__Task prompt__: Can you print every record below exactly as written?

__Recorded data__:
------
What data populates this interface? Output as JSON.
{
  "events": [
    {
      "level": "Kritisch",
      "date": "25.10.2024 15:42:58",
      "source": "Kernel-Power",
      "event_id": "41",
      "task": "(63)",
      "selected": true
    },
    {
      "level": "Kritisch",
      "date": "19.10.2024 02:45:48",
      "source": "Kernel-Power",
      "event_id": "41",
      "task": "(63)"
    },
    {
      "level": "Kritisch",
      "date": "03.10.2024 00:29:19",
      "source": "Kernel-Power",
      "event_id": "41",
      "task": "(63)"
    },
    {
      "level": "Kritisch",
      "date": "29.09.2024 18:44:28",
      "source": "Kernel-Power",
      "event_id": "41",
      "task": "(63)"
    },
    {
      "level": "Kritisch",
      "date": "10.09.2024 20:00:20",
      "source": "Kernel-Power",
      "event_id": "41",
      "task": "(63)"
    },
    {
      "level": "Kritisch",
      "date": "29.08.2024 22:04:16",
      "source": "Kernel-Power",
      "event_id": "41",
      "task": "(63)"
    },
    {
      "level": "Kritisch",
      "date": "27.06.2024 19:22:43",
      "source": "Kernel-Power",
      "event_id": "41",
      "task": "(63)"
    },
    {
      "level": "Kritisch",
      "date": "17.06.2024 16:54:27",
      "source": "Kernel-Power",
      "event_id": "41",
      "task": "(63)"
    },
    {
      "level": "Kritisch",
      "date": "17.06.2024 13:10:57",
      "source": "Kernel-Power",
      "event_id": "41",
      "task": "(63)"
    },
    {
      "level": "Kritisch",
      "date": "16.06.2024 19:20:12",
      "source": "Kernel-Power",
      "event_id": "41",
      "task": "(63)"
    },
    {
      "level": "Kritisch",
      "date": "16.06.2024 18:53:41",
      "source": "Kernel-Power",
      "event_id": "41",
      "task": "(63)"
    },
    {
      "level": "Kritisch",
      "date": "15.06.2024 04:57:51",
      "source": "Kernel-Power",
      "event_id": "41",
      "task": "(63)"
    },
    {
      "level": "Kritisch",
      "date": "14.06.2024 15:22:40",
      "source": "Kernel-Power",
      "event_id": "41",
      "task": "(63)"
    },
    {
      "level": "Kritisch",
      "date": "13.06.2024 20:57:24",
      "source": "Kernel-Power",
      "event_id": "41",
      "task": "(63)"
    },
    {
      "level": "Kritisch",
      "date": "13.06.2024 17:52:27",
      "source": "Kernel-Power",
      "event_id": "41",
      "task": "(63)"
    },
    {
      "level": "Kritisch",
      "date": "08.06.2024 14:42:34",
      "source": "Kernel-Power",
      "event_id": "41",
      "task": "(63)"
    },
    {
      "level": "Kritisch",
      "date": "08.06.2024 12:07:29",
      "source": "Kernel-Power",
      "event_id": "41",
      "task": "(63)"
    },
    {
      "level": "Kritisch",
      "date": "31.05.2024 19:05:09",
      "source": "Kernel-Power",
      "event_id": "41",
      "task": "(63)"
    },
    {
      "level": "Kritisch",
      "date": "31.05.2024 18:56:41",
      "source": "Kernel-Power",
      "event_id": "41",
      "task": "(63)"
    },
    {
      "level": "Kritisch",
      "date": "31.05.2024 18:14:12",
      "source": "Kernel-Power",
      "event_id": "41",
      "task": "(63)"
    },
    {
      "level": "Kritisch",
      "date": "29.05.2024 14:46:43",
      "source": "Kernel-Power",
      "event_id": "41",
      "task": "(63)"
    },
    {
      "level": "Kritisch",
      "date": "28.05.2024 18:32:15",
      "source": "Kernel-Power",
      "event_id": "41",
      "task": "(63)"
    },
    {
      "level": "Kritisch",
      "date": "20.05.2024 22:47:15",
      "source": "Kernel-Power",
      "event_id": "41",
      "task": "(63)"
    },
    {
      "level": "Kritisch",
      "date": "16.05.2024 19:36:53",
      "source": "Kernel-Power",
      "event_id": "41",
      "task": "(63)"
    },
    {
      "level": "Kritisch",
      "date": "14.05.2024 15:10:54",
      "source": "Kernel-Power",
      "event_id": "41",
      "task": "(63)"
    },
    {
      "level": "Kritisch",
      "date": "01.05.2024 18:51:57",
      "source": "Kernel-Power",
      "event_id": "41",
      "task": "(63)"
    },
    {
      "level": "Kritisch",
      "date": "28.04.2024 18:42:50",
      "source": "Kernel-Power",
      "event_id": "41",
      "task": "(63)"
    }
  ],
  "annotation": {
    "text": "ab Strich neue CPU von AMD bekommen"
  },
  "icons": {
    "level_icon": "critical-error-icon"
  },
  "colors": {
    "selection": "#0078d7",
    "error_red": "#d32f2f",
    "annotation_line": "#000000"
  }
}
------
__Result below__:
What data populates this interface? Output as JSON.
{
  "events": [
    {
      "level": "Kritisch",
      "date": "25.10.2024 15:42:58",
      "source": "Kernel-Power",
      "event_id": "41",
      "task": "(63)",
      "selected": true
    },
    {
      "level": "Kritisch",
      "date": "19.10.2024 02:45:48",
      "source": "Kernel-Power",
      "event_id": "41",
      "task": "(63)"
    },
    {
      "level": "Kritisch",
      "date": "03.10.2024 00:29:19",
      "source": "Kernel-Power",
      "event_id": "41",
      "task": "(63)"
    },
    {
      "level": "Kritisch",
      "date": "29.09.2024 18:44:28",
      "source": "Kernel-Power",
      "event_id": "41",
      "task": "(63)"
    },
    {
      "level": "Kritisch",
      "date": "10.09.2024 20:00:20",
      "source": "Kernel-Power",
      "event_id": "41",
      "task": "(63)"
    },
    {
      "level": "Kritisch",
      "date": "29.08.2024 22:04:16",
      "source": "Kernel-Power",
      "event_id": "41",
      "task": "(63)"
    },
    {
      "level": "Kritisch",
      "date": "27.06.2024 19:22:43",
      "source": "Kernel-Power",
      "event_id": "41",
      "task": "(63)"
    },
    {
      "level": "Kritisch",
      "date": "17.06.2024 16:54:27",
      "source": "Kernel-Power",
      "event_id": "41",
      "task": "(63)"
    },
    {
      "level": "Kritisch",
      "date": "17.06.2024 13:10:57",
      "source": "Kernel-Power",
      "event_id": "41",
      "task": "(63)"
    },
    {
      "level": "Kritisch",
      "date": "16.06.2024 19:20:12",
      "source": "Kernel-Power",
      "event_id": "41",
      "task": "(63)"
    },
    {
      "level": "Kritisch",
      "date": "16.06.2024 18:53:41",
      "source": "Kernel-Power",
      "event_id": "41",
      "task": "(63)"
    },
    {
      "level": "Kritisch",
      "date": "15.06.2024 04:57:51",
      "source": "Kernel-Power",
      "event_id": "41",
      "task": "(63)"
    },
    {
      "level": "Kritisch",
      "date": "14.06.2024 15:22:40",
      "source": "Kernel-Power",
      "event_id": "41",
      "task": "(63)"
    },
    {
      "level": "Kritisch",
      "date": "13.06.2024 20:57:24",
      "source": "Kernel-Power",
      "event_id": "41",
      "task": "(63)"
    },
    {
      "level": "Kritisch",
      "date": "13.06.2024 17:52:27",
      "source": "Kernel-Power",
      "event_id": "41",
      "task": "(63)"
    },
    {
      "level": "Kritisch",
      "date": "08.06.2024 14:42:34",
      "source": "Kernel-Power",
      "event_id": "41",
      "task": "(63)"
    },
    {
      "level": "Kritisch",
      "date": "08.06.2024 12:07:29",
      "source": "Kernel-Power",
      "event_id": "41",
      "task": "(63)"
    },
    {
      "level": "Kritisch",
      "date": "31.05.2024 19:05:09",
      "source": "Kernel-Power",
      "event_id": "41",
      "task": "(63)"
    },
    {
      "level": "Kritisch",
      "date": "31.05.2024 18:56:41",
      "source": "Kernel-Power",
      "event_id": "41",
      "task": "(63)"
    },
    {
      "level": "Kritisch",
      "date": "31.05.2024 18:14:12",
      "source": "Kernel-Power",
      "event_id": "41",
      "task": "(63)"
    },
    {
      "level": "Kritisch",
      "date": "29.05.2024 14:46:43",
      "source": "Kernel-Power",
      "event_id": "41",
      "task": "(63)"
    },
    {
      "level": "Kritisch",
      "date": "28.05.2024 18:32:15",
      "source": "Kernel-Power",
      "event_id": "41",
      "task": "(63)"
    },
    {
      "level": "Kritisch",
      "date": "20.05.2024 22:47:15",
      "source": "Kernel-Power",
      "event_id": "41",
      "task": "(63)"
    },
    {
      "level": "Kritisch",
      "date": "16.05.2024 19:36:53",
      "source": "Kernel-Power",
      "event_id": "41",
      "task": "(63)"
    },
    {
      "level": "Kritisch",
      "date": "14.05.2024 15:10:54",
      "source": "Kernel-Power",
      "event_id": "41",
      "task": "(63)"
    },
    {
      "level": "Kritisch",
      "date": "01.05.2024 18:51:57",
      "source": "Kernel-Power",
      "event_id": "41",
      "task": "(63)"
    },
    {
      "level": "Kritisch",
      "date": "28.04.2024 18:42:50",
      "source": "Kernel-Power",
      "event_id": "41",
      "task": "(63)"
    }
  ],
  "annotation": {
    "text": "ab Strich neue CPU von AMD bekommen"
  },
  "icons": {
    "level_icon": "critical-error-icon"
  },
  "colors": {
    "selection": "#0078d7",
    "error_red": "#d32f2f",
    "annotation_line": "#000000"
  }
}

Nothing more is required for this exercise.